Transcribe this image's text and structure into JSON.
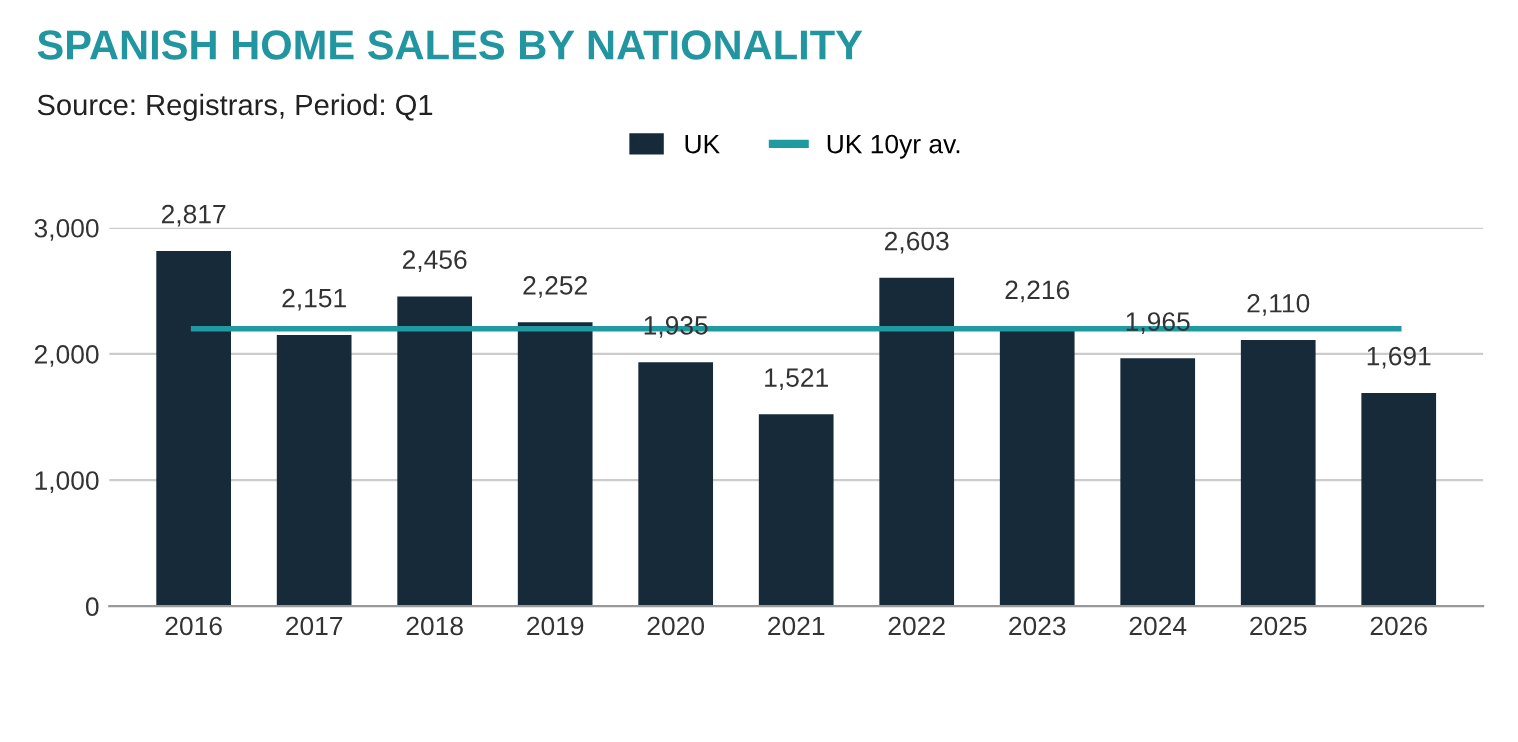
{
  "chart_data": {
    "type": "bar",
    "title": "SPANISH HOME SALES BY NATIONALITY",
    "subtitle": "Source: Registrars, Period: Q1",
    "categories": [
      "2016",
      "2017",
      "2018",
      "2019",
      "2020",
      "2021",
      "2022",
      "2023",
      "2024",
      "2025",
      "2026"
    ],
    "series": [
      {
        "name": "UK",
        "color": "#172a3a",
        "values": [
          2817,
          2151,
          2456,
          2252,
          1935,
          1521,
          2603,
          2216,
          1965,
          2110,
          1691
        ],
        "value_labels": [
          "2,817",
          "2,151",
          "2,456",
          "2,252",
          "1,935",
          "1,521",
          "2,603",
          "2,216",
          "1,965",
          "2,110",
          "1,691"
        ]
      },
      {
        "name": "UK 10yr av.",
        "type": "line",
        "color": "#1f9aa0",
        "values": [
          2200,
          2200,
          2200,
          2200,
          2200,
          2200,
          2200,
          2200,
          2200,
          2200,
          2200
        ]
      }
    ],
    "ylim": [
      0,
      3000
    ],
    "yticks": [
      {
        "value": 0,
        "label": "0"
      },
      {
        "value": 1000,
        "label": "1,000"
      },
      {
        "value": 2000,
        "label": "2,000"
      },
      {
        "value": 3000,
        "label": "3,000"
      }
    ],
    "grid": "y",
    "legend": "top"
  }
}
*****
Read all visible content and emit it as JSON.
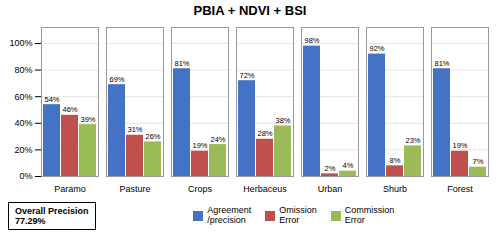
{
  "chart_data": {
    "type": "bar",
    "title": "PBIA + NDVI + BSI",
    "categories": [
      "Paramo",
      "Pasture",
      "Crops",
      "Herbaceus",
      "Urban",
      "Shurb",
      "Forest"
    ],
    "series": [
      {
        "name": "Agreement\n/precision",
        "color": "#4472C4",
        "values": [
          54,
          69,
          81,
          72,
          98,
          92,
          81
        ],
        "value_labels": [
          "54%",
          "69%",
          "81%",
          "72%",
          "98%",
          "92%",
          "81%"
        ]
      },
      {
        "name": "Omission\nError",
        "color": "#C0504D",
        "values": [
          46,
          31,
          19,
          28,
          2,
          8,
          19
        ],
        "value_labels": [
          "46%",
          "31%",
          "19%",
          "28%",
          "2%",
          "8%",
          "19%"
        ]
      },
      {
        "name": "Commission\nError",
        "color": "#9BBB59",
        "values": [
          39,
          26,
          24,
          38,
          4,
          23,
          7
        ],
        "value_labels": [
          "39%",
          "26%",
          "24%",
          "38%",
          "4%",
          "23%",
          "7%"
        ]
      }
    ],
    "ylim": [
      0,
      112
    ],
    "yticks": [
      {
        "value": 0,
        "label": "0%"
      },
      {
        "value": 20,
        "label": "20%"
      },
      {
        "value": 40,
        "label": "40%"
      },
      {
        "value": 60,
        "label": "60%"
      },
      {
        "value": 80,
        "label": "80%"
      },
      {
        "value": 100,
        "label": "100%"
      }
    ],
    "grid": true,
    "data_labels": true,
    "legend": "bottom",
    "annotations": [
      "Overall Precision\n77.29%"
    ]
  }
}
*****
STATED GOAL
Copy out every line in the entries above that holds "color".

RESULT BELOW
        "color": "#172a3a",
        "color": "#1f9aa0",
        "color": "#4472C4",
        "color": "#C0504D",
        "color": "#9BBB59",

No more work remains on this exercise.